→ **OBJECTIVE**
Transcribe the entries that follow exactly as they appear, minus pictures.
* * *
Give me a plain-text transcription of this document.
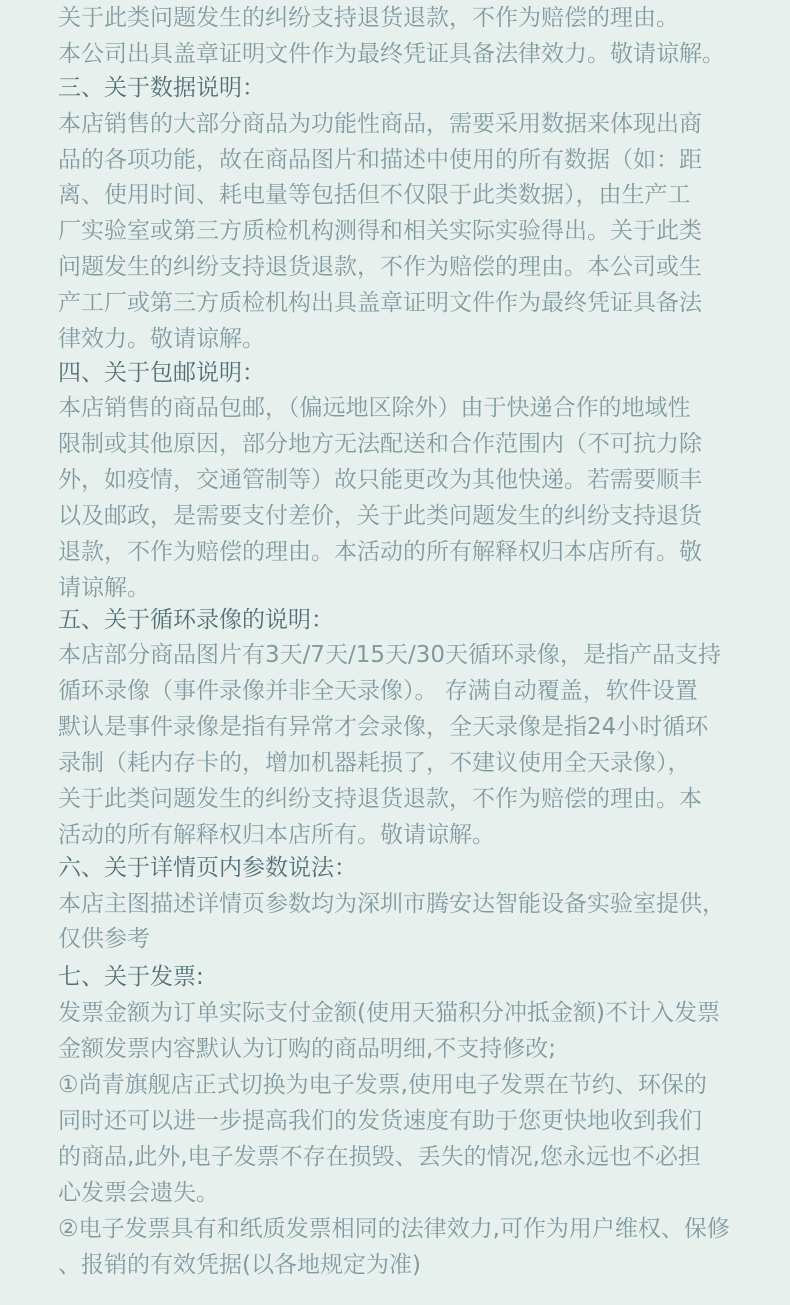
关于此类问题发生的纠纷支持退货退款，不作为赔偿的理由。
本公司出具盖章证明文件作为最终凭证具备法律效力。敬请谅解。
三、关于数据说明：
本店销售的大部分商品为功能性商品，需要采用数据来体现出商
品的各项功能，故在商品图片和描述中使用的所有数据（如：距
离、使用时间、耗电量等包括但不仅限于此类数据），由生产工
厂实验室或第三方质检机构测得和相关实际实验得出。关于此类
问题发生的纠纷支持退货退款，不作为赔偿的理由。本公司或生
产工厂或第三方质检机构出具盖章证明文件作为最终凭证具备法
律效力。敬请谅解。
四、关于包邮说明：
本店销售的商品包邮，（偏远地区除外）由于快递合作的地域性
限制或其他原因，部分地方无法配送和合作范围内（不可抗力除
外，如疫情，交通管制等）故只能更改为其他快递。若需要顺丰
以及邮政，是需要支付差价，关于此类问题发生的纠纷支持退货
退款，不作为赔偿的理由。本活动的所有解释权归本店所有。敬
请谅解。
五、关于循环录像的说明：
本店部分商品图片有3天/7天/15天/30天循环录像，是指产品支持
循环录像（事件录像并非全天录像）。 存满自动覆盖，软件设置
默认是事件录像是指有异常才会录像，全天录像是指24小时循环
录制（耗内存卡的，增加机器耗损了，不建议使用全天录像），
关于此类问题发生的纠纷支持退货退款，不作为赔偿的理由。本
活动的所有解释权归本店所有。敬请谅解。
六、关于详情页内参数说法：
本店主图描述详情页参数均为深圳市腾安达智能设备实验室提供，
仅供参考
七、关于发票:
发票金额为订单实际支付金额(使用天猫积分冲抵金额)不计入发票
金额发票内容默认为订购的商品明细,不支持修改;
①尚青旗舰店正式切换为电子发票,使用电子发票在节约、环保的
同时还可以进一步提高我们的发货速度有助于您更快地收到我们
的商品,此外,电子发票不存在损毁、丢失的情况,您永远也不必担
心发票会遗失。
②电子发票具有和纸质发票相同的法律效力,可作为用户维权、保修
、报销的有效凭据(以各地规定为准)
* * *
→ **WRITTEN REPLY**
Give me a plain-text transcription of this document.
关于此类问题发生的纠纷支持退货退款，不作为赔偿的理由。
本公司出具盖章证明文件作为最终凭证具备法律效力。敬请谅解。
三、关于数据说明：
本店销售的大部分商品为功能性商品，需要采用数据来体现出商
品的各项功能，故在商品图片和描述中使用的所有数据（如：距
离、使用时间、耗电量等包括但不仅限于此类数据），由生产工
厂实验室或第三方质检机构测得和相关实际实验得出。关于此类
问题发生的纠纷支持退货退款，不作为赔偿的理由。本公司或生
产工厂或第三方质检机构出具盖章证明文件作为最终凭证具备法
律效力。敬请谅解。
四、关于包邮说明：
本店销售的商品包邮，（偏远地区除外）由于快递合作的地域性
限制或其他原因，部分地方无法配送和合作范围内（不可抗力除
外，如疫情，交通管制等）故只能更改为其他快递。若需要顺丰
以及邮政，是需要支付差价，关于此类问题发生的纠纷支持退货
退款，不作为赔偿的理由。本活动的所有解释权归本店所有。敬
请谅解。
五、关于循环录像的说明：
本店部分商品图片有3天/7天/15天/30天循环录像，是指产品支持
循环录像（事件录像并非全天录像）。 存满自动覆盖，软件设置
默认是事件录像是指有异常才会录像，全天录像是指24小时循环
录制（耗内存卡的，增加机器耗损了，不建议使用全天录像），
关于此类问题发生的纠纷支持退货退款，不作为赔偿的理由。本
活动的所有解释权归本店所有。敬请谅解。
六、关于详情页内参数说法：
本店主图描述详情页参数均为深圳市腾安达智能设备实验室提供，
仅供参考
七、关于发票:
发票金额为订单实际支付金额(使用天猫积分冲抵金额)不计入发票
金额发票内容默认为订购的商品明细,不支持修改;
①尚青旗舰店正式切换为电子发票,使用电子发票在节约、环保的
同时还可以进一步提高我们的发货速度有助于您更快地收到我们
的商品,此外,电子发票不存在损毁、丢失的情况,您永远也不必担
心发票会遗失。
②电子发票具有和纸质发票相同的法律效力,可作为用户维权、保修
、报销的有效凭据(以各地规定为准)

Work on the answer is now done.